WORK TO DO:
Gather each line of the records where "count" appears.

DATASET RECORDS:
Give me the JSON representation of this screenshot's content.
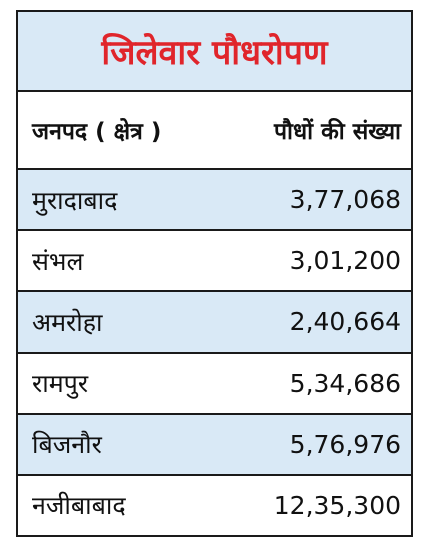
{
  "colors": {
    "title": "#e0252b",
    "shade": "#d9e9f6",
    "border": "#1a1a1a"
  },
  "table": {
    "title": "जिलेवार पौधरोपण",
    "headers": [
      "जनपद ( क्षेत्र )",
      "पौधों की संख्या"
    ],
    "rows": [
      {
        "district": "मुरादाबाद",
        "count": "3,77,068"
      },
      {
        "district": "संभल",
        "count": "3,01,200"
      },
      {
        "district": "अमरोहा",
        "count": "2,40,664"
      },
      {
        "district": "रामपुर",
        "count": "5,34,686"
      },
      {
        "district": "बिजनौर",
        "count": "5,76,976"
      },
      {
        "district": "नजीबाबाद",
        "count": "12,35,300"
      }
    ]
  }
}
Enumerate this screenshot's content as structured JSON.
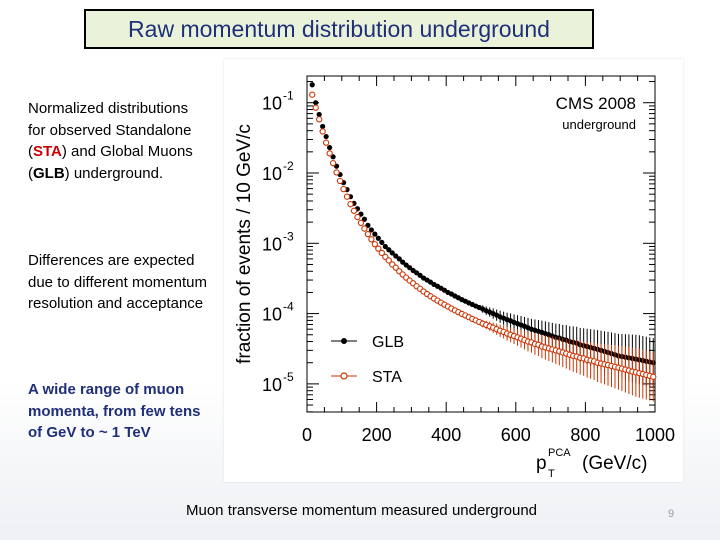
{
  "slide": {
    "title": "Raw momentum distribution underground",
    "para1": {
      "text_a": "Normalized distributions for observed Standalone (",
      "sta": "STA",
      "text_b": ") and Global Muons (",
      "glb": "GLB",
      "text_c": ") underground."
    },
    "para2": "Differences are expected due to different momentum resolution and acceptance",
    "para3": "A wide range of muon momenta, from  few tens of GeV to ~ 1 TeV",
    "caption": "Muon transverse momentum measured underground",
    "page_number": "9"
  },
  "chart_data": {
    "type": "scatter",
    "title": "CMS 2008",
    "subtitle": "underground",
    "xlabel": "p",
    "xlabel_sup": "PCA",
    "xlabel_sub": "T",
    "xlabel_unit": "(GeV/c)",
    "ylabel": "fraction of events / 10 GeV/c",
    "xlim": [
      0,
      1000
    ],
    "ylim_log10": [
      -5.4,
      -0.62
    ],
    "y_scale": "log",
    "xticks": [
      0,
      200,
      400,
      600,
      800,
      1000
    ],
    "xtick_labels": [
      "0",
      "200",
      "400",
      "600",
      "800",
      "1000"
    ],
    "yticks_log10": [
      -1,
      -2,
      -3,
      -4,
      -5
    ],
    "ytick_base": "10",
    "ytick_exponents": [
      "-1",
      "-2",
      "-3",
      "-4",
      "-5"
    ],
    "legend_placement": "bottom-left",
    "series": [
      {
        "name": "GLB",
        "color": "#000000",
        "marker": "filled-circle",
        "points": [
          [
            15,
            0.18
          ],
          [
            25,
            0.1
          ],
          [
            35,
            0.068
          ],
          [
            45,
            0.046
          ],
          [
            55,
            0.033
          ],
          [
            65,
            0.023
          ],
          [
            75,
            0.017
          ],
          [
            85,
            0.0125
          ],
          [
            95,
            0.0095
          ],
          [
            105,
            0.0073
          ],
          [
            115,
            0.0058
          ],
          [
            125,
            0.0046
          ],
          [
            135,
            0.0037
          ],
          [
            145,
            0.0031
          ],
          [
            155,
            0.0026
          ],
          [
            165,
            0.0022
          ],
          [
            175,
            0.0018
          ],
          [
            185,
            0.00155
          ],
          [
            195,
            0.00135
          ],
          [
            205,
            0.00118
          ],
          [
            215,
            0.00103
          ],
          [
            225,
            0.0009
          ],
          [
            235,
            0.00081
          ],
          [
            245,
            0.00073
          ],
          [
            255,
            0.00066
          ],
          [
            265,
            0.0006
          ],
          [
            275,
            0.00054
          ],
          [
            285,
            0.00049
          ],
          [
            295,
            0.00045
          ],
          [
            305,
            0.00041
          ],
          [
            315,
            0.00038
          ],
          [
            325,
            0.00035
          ],
          [
            335,
            0.00032
          ],
          [
            345,
            0.0003
          ],
          [
            355,
            0.00028
          ],
          [
            365,
            0.00026
          ],
          [
            375,
            0.000245
          ],
          [
            385,
            0.00023
          ],
          [
            395,
            0.000215
          ],
          [
            405,
            0.0002
          ],
          [
            415,
            0.00019
          ],
          [
            425,
            0.000178
          ],
          [
            435,
            0.000168
          ],
          [
            445,
            0.000158
          ],
          [
            455,
            0.00015
          ],
          [
            465,
            0.000142
          ],
          [
            475,
            0.000135
          ],
          [
            485,
            0.000128
          ],
          [
            495,
            0.000122
          ],
          [
            505,
            0.000116
          ],
          [
            515,
            0.00011
          ],
          [
            525,
            0.000105
          ],
          [
            535,
            0.0001
          ],
          [
            545,
            9.5e-05
          ],
          [
            555,
            9e-05
          ],
          [
            565,
            8.6e-05
          ],
          [
            575,
            8.2e-05
          ],
          [
            585,
            7.9e-05
          ],
          [
            595,
            7.5e-05
          ],
          [
            605,
            7.2e-05
          ],
          [
            615,
            6.9e-05
          ],
          [
            625,
            6.6e-05
          ],
          [
            635,
            6.3e-05
          ],
          [
            645,
            6e-05
          ],
          [
            655,
            5.8e-05
          ],
          [
            665,
            5.6e-05
          ],
          [
            675,
            5.4e-05
          ],
          [
            685,
            5.2e-05
          ],
          [
            695,
            5e-05
          ],
          [
            705,
            4.8e-05
          ],
          [
            715,
            4.6e-05
          ],
          [
            725,
            4.5e-05
          ],
          [
            735,
            4.3e-05
          ],
          [
            745,
            4.2e-05
          ],
          [
            755,
            4e-05
          ],
          [
            765,
            3.9e-05
          ],
          [
            775,
            3.8e-05
          ],
          [
            785,
            3.6e-05
          ],
          [
            795,
            3.5e-05
          ],
          [
            805,
            3.4e-05
          ],
          [
            815,
            3.3e-05
          ],
          [
            825,
            3.2e-05
          ],
          [
            835,
            3.1e-05
          ],
          [
            845,
            3e-05
          ],
          [
            855,
            2.9e-05
          ],
          [
            865,
            2.8e-05
          ],
          [
            875,
            2.7e-05
          ],
          [
            885,
            2.6e-05
          ],
          [
            895,
            2.5e-05
          ],
          [
            905,
            2.45e-05
          ],
          [
            915,
            2.4e-05
          ],
          [
            925,
            2.35e-05
          ],
          [
            935,
            2.3e-05
          ],
          [
            945,
            2.25e-05
          ],
          [
            955,
            2.2e-05
          ],
          [
            965,
            2.15e-05
          ],
          [
            975,
            2.1e-05
          ],
          [
            985,
            2.05e-05
          ],
          [
            995,
            2e-05
          ]
        ]
      },
      {
        "name": "STA",
        "color": "#cc3300",
        "marker": "open-circle",
        "points": [
          [
            15,
            0.13
          ],
          [
            25,
            0.085
          ],
          [
            35,
            0.058
          ],
          [
            45,
            0.039
          ],
          [
            55,
            0.027
          ],
          [
            65,
            0.019
          ],
          [
            75,
            0.0138
          ],
          [
            85,
            0.0102
          ],
          [
            95,
            0.0077
          ],
          [
            105,
            0.0059
          ],
          [
            115,
            0.0046
          ],
          [
            125,
            0.0036
          ],
          [
            135,
            0.0029
          ],
          [
            145,
            0.00236
          ],
          [
            155,
            0.00195
          ],
          [
            165,
            0.00162
          ],
          [
            175,
            0.00135
          ],
          [
            185,
            0.00114
          ],
          [
            195,
            0.00097
          ],
          [
            205,
            0.00084
          ],
          [
            215,
            0.00073
          ],
          [
            225,
            0.00064
          ],
          [
            235,
            0.00057
          ],
          [
            245,
            0.0005
          ],
          [
            255,
            0.00045
          ],
          [
            265,
            0.0004
          ],
          [
            275,
            0.00036
          ],
          [
            285,
            0.000325
          ],
          [
            295,
            0.000295
          ],
          [
            305,
            0.00027
          ],
          [
            315,
            0.000245
          ],
          [
            325,
            0.000225
          ],
          [
            335,
            0.000206
          ],
          [
            345,
            0.00019
          ],
          [
            355,
            0.000176
          ],
          [
            365,
            0.000164
          ],
          [
            375,
            0.000153
          ],
          [
            385,
            0.000143
          ],
          [
            395,
            0.000134
          ],
          [
            405,
            0.000126
          ],
          [
            415,
            0.000118
          ],
          [
            425,
            0.000111
          ],
          [
            435,
            0.000105
          ],
          [
            445,
            9.9e-05
          ],
          [
            455,
            9.4e-05
          ],
          [
            465,
            8.9e-05
          ],
          [
            475,
            8.4e-05
          ],
          [
            485,
            8e-05
          ],
          [
            495,
            7.6e-05
          ],
          [
            505,
            7.2e-05
          ],
          [
            515,
            6.9e-05
          ],
          [
            525,
            6.6e-05
          ],
          [
            535,
            6.3e-05
          ],
          [
            545,
            6e-05
          ],
          [
            555,
            5.7e-05
          ],
          [
            565,
            5.5e-05
          ],
          [
            575,
            5.2e-05
          ],
          [
            585,
            5e-05
          ],
          [
            595,
            4.8e-05
          ],
          [
            605,
            4.6e-05
          ],
          [
            615,
            4.4e-05
          ],
          [
            625,
            4.2e-05
          ],
          [
            635,
            4e-05
          ],
          [
            645,
            3.9e-05
          ],
          [
            655,
            3.7e-05
          ],
          [
            665,
            3.6e-05
          ],
          [
            675,
            3.4e-05
          ],
          [
            685,
            3.3e-05
          ],
          [
            695,
            3.2e-05
          ],
          [
            705,
            3.1e-05
          ],
          [
            715,
            3e-05
          ],
          [
            725,
            2.9e-05
          ],
          [
            735,
            2.8e-05
          ],
          [
            745,
            2.7e-05
          ],
          [
            755,
            2.6e-05
          ],
          [
            765,
            2.5e-05
          ],
          [
            775,
            2.45e-05
          ],
          [
            785,
            2.35e-05
          ],
          [
            795,
            2.3e-05
          ],
          [
            805,
            2.2e-05
          ],
          [
            815,
            2.15e-05
          ],
          [
            825,
            2.1e-05
          ],
          [
            835,
            2e-05
          ],
          [
            845,
            1.95e-05
          ],
          [
            855,
            1.9e-05
          ],
          [
            865,
            1.85e-05
          ],
          [
            875,
            1.8e-05
          ],
          [
            885,
            1.75e-05
          ],
          [
            895,
            1.7e-05
          ],
          [
            905,
            1.65e-05
          ],
          [
            915,
            1.6e-05
          ],
          [
            925,
            1.55e-05
          ],
          [
            935,
            1.5e-05
          ],
          [
            945,
            1.46e-05
          ],
          [
            955,
            1.42e-05
          ],
          [
            965,
            1.38e-05
          ],
          [
            975,
            1.34e-05
          ],
          [
            985,
            1.3e-05
          ],
          [
            995,
            1.26e-05
          ]
        ]
      }
    ]
  }
}
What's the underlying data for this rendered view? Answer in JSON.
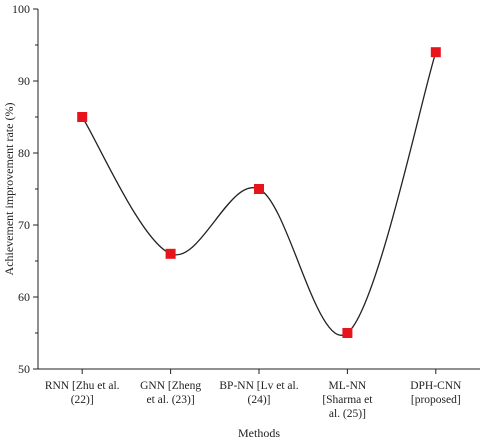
{
  "chart_data": {
    "type": "line",
    "title": "",
    "xlabel": "Methods",
    "ylabel": "Achievement improvement rate (%)",
    "ylim": [
      50,
      100
    ],
    "yticks": [
      50,
      60,
      70,
      80,
      90,
      100
    ],
    "categories": [
      [
        "RNN [Zhu et al.",
        "(22)]"
      ],
      [
        "GNN [Zheng",
        "et al. (23)]"
      ],
      [
        "BP-NN [Lv et al.",
        "(24)]"
      ],
      [
        "ML-NN",
        "[Sharma et",
        "al. (25)]"
      ],
      [
        "DPH-CNN",
        "[proposed]"
      ]
    ],
    "series": [
      {
        "values": [
          85,
          66,
          75,
          55,
          94
        ]
      }
    ],
    "marker": "square",
    "smooth": true,
    "grid": false,
    "legend": "none",
    "colors": {
      "line": "#222222",
      "marker": "#e8141c"
    }
  }
}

FINISHED TASK:
        "count": "3,77,068"
        "count": "3,01,200"
        "count": "2,40,664"
        "count": "5,34,686"
        "count": "5,76,976"
        "count": "12,35,300"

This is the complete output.